[Collected data]
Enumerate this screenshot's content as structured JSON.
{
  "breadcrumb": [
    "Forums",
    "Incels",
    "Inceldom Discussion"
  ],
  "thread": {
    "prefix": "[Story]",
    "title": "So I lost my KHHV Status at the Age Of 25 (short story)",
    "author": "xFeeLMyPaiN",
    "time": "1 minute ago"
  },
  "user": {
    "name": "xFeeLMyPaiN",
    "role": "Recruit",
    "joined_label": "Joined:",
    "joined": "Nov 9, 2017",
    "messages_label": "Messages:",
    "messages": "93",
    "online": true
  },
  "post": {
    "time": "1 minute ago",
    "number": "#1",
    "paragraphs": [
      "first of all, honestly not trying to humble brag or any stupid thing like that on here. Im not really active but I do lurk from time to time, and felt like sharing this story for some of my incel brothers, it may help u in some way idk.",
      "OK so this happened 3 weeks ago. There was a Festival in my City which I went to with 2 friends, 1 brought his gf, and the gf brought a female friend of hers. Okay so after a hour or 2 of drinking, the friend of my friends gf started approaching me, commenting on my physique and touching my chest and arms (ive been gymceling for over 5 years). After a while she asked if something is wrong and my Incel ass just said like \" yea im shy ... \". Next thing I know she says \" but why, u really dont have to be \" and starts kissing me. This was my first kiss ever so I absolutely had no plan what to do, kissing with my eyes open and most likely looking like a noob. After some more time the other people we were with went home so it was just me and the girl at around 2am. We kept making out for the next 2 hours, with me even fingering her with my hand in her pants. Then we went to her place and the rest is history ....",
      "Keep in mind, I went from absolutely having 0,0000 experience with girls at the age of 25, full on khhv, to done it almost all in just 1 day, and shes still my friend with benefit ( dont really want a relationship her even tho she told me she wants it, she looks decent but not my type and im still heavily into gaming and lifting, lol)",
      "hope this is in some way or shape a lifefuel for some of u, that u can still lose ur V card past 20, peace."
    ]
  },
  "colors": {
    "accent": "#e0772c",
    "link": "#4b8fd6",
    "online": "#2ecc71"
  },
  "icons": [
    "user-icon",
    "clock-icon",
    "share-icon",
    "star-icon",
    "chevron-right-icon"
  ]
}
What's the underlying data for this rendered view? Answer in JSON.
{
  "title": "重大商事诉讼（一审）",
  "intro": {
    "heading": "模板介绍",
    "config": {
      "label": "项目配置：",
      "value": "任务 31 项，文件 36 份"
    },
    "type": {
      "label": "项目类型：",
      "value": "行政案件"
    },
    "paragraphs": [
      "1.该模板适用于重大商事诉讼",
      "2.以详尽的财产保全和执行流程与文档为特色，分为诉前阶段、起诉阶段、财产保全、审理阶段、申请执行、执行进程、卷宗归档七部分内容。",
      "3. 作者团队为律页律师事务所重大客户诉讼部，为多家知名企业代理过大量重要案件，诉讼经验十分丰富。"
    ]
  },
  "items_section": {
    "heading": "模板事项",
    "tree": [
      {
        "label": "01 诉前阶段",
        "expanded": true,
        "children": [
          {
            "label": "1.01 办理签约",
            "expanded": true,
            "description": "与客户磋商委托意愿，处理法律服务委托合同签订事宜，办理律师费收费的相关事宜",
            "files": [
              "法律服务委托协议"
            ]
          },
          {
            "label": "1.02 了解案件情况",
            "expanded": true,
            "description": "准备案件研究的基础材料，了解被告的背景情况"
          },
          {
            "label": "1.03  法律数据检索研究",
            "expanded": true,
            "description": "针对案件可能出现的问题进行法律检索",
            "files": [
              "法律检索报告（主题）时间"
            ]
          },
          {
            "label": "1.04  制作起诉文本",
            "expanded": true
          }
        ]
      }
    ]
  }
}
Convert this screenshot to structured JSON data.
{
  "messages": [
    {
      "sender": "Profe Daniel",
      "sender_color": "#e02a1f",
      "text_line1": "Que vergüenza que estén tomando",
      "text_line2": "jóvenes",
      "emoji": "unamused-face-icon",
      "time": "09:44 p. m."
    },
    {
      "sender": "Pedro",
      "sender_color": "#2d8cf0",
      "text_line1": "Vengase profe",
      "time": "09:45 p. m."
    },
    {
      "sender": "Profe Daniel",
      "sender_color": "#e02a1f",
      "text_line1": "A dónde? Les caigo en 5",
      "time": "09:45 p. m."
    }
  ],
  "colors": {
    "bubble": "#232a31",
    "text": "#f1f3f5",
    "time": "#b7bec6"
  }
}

WHAT THIS TASK INVOLVES
Repeat all entries. Match them exactly.

FINISHED TASK
Enumerate this screenshot's content as structured JSON.
{
  "breadcrumb": [
    "Forums",
    "Incels",
    "Inceldom Discussion"
  ],
  "thread": {
    "prefix": "[Story]",
    "title": "So I lost my KHHV Status at the Age Of 25 (short story)",
    "author": "xFeeLMyPaiN",
    "time": "1 minute ago"
  },
  "user": {
    "name": "xFeeLMyPaiN",
    "role": "Recruit",
    "joined_label": "Joined:",
    "joined": "Nov 9, 2017",
    "messages_label": "Messages:",
    "messages": "93",
    "online": true
  },
  "post": {
    "time": "1 minute ago",
    "number": "#1",
    "paragraphs": [
      "first of all, honestly not trying to humble brag or any stupid thing like that on here. Im not really active but I do lurk from time to time, and felt like sharing this story for some of my incel brothers, it may help u in some way idk.",
      "OK so this happened 3 weeks ago. There was a Festival in my City which I went to with 2 friends, 1 brought his gf, and the gf brought a female friend of hers. Okay so after a hour or 2 of drinking, the friend of my friends gf started approaching me, commenting on my physique and touching my chest and arms (ive been gymceling for over 5 years). After a while she asked if something is wrong and my Incel ass just said like \" yea im shy ... \". Next thing I know she says \" but why, u really dont have to be \" and starts kissing me. This was my first kiss ever so I absolutely had no plan what to do, kissing with my eyes open and most likely looking like a noob. After some more time the other people we were with went home so it was just me and the girl at around 2am. We kept making out for the next 2 hours, with me even fingering her with my hand in her pants. Then we went to her place and the rest is history ....",
      "Keep in mind, I went from absolutely having 0,0000 experience with girls at the age of 25, full on khhv, to done it almost all in just 1 day, and shes still my friend with benefit ( dont really want a relationship her even tho she told me she wants it, she looks decent but not my type and im still heavily into gaming and lifting, lol)",
      "hope this is in some way or shape a lifefuel for some of u, that u can still lose ur V card past 20, peace."
    ]
  },
  "colors": {
    "accent": "#e0772c",
    "link": "#4b8fd6",
    "online": "#2ecc71"
  },
  "icons": [
    "user-icon",
    "clock-icon",
    "share-icon",
    "star-icon",
    "chevron-right-icon"
  ]
}
What's the underlying data for this rendered view? Answer in JSON.
{
  "title": "重大商事诉讼（一审）",
  "intro": {
    "heading": "模板介绍",
    "config": {
      "label": "项目配置：",
      "value": "任务 31 项，文件 36 份"
    },
    "type": {
      "label": "项目类型：",
      "value": "行政案件"
    },
    "paragraphs": [
      "1.该模板适用于重大商事诉讼",
      "2.以详尽的财产保全和执行流程与文档为特色，分为诉前阶段、起诉阶段、财产保全、审理阶段、申请执行、执行进程、卷宗归档七部分内容。",
      "3. 作者团队为律页律师事务所重大客户诉讼部，为多家知名企业代理过大量重要案件，诉讼经验十分丰富。"
    ]
  },
  "items_section": {
    "heading": "模板事项",
    "tree": [
      {
        "label": "01 诉前阶段",
        "expanded": true,
        "children": [
          {
            "label": "1.01 办理签约",
            "expanded": true,
            "description": "与客户磋商委托意愿，处理法律服务委托合同签订事宜，办理律师费收费的相关事宜",
            "files": [
              "法律服务委托协议"
            ]
          },
          {
            "label": "1.02 了解案件情况",
            "expanded": true,
            "description": "准备案件研究的基础材料，了解被告的背景情况"
          },
          {
            "label": "1.03  法律数据检索研究",
            "expanded": true,
            "description": "针对案件可能出现的问题进行法律检索",
            "files": [
              "法律检索报告（主题）时间"
            ]
          },
          {
            "label": "1.04  制作起诉文本",
            "expanded": true
          }
        ]
      }
    ]
  }
}
Convert this screenshot to structured JSON data.
{
  "messages": [
    {
      "sender": "Profe Daniel",
      "sender_color": "#e02a1f",
      "text_line1": "Que vergüenza que estén tomando",
      "text_line2": "jóvenes",
      "emoji": "unamused-face-icon",
      "time": "09:44 p. m."
    },
    {
      "sender": "Pedro",
      "sender_color": "#2d8cf0",
      "text_line1": "Vengase profe",
      "time": "09:45 p. m."
    },
    {
      "sender": "Profe Daniel",
      "sender_color": "#e02a1f",
      "text_line1": "A dónde? Les caigo en 5",
      "time": "09:45 p. m."
    }
  ],
  "colors": {
    "bubble": "#232a31",
    "text": "#f1f3f5",
    "time": "#b7bec6"
  }
}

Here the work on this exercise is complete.